Task to complete:
Collect every line that includes the string "flores".

Information provided:
##########

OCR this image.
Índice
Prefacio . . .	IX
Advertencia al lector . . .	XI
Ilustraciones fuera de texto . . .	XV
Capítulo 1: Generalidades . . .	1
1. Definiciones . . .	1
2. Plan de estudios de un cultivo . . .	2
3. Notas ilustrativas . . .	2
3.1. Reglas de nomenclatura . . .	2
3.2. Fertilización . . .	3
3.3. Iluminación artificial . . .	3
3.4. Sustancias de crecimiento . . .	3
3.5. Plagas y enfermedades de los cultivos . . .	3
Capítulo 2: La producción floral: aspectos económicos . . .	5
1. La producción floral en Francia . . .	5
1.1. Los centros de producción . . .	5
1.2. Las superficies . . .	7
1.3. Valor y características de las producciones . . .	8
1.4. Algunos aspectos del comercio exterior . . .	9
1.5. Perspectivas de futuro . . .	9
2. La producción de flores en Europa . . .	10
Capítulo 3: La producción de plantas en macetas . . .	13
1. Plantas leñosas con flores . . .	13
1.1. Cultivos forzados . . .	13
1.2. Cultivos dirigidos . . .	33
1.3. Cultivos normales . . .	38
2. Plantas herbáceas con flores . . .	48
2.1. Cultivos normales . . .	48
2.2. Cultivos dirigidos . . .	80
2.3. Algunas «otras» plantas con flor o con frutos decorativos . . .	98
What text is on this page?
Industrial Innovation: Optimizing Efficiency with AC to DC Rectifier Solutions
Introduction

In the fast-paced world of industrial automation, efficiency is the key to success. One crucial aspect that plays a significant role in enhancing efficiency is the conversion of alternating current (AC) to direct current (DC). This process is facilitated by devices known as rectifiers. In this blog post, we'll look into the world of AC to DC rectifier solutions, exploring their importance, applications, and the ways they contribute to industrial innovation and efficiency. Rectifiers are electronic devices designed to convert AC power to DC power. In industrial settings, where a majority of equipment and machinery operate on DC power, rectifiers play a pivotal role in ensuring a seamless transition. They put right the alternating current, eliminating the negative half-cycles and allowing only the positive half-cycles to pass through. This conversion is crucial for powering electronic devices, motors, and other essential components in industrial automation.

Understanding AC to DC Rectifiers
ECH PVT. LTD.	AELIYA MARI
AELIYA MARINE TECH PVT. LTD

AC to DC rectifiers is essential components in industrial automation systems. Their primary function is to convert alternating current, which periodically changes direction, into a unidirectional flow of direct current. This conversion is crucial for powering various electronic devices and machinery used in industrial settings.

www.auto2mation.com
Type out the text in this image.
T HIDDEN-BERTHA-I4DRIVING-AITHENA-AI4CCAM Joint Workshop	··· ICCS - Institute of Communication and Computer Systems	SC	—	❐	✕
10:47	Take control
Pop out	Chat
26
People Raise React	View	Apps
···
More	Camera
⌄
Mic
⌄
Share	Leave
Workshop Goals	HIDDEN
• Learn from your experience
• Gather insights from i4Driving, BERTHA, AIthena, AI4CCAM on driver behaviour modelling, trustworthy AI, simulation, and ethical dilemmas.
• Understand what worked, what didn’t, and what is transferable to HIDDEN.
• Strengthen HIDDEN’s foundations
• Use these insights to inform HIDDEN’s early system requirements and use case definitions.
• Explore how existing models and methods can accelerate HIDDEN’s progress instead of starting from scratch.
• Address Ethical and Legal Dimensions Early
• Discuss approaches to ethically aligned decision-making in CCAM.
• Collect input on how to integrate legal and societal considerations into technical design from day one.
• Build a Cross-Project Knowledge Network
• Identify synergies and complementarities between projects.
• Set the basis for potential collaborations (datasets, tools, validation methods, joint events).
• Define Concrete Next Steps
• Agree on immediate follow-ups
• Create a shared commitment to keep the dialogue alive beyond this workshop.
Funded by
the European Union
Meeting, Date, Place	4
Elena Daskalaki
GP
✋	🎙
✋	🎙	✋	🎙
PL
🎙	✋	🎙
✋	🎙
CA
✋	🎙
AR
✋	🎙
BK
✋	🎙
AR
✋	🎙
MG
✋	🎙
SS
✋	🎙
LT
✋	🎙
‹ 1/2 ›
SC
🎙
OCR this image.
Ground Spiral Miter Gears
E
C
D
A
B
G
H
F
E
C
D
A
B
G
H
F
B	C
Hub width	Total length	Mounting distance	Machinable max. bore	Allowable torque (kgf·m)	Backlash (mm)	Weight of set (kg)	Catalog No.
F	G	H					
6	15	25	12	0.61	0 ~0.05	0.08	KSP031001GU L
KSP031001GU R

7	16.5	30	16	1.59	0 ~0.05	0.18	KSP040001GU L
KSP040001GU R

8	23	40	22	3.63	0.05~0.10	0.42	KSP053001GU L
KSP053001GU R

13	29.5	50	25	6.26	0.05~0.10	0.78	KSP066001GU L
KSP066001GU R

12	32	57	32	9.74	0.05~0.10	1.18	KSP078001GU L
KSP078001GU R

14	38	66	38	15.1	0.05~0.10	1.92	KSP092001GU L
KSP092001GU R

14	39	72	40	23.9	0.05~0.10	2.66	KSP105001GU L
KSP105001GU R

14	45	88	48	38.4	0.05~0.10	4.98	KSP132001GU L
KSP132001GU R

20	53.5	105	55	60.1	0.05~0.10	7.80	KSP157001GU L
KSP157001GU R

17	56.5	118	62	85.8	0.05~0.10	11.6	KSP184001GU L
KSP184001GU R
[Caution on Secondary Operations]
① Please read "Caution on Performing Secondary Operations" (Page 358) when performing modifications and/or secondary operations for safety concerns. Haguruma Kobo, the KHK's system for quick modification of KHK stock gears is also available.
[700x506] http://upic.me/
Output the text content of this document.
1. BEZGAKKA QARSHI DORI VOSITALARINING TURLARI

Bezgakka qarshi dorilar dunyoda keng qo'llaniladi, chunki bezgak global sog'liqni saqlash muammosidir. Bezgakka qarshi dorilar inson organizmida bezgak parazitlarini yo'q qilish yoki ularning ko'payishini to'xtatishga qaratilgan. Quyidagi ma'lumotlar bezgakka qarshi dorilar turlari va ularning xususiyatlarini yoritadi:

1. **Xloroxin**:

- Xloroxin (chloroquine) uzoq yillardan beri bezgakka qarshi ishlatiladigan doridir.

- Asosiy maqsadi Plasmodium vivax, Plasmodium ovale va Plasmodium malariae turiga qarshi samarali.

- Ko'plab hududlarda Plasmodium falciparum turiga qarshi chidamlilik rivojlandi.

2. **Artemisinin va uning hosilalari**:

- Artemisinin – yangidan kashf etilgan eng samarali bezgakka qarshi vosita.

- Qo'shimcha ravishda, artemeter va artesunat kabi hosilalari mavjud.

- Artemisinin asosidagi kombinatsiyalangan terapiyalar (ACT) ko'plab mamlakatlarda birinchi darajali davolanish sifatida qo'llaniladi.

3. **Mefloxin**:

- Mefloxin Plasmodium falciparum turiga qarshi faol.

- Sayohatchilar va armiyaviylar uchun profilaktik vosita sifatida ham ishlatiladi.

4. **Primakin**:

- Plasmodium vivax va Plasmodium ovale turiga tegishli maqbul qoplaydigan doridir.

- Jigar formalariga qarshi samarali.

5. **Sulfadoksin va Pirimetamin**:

##########

Reply to the task:
2. La producción de flores en Europa . . .	10
1. Plantas leñosas con flores . . .	13
2. Plantas herbáceas con flores . . .	48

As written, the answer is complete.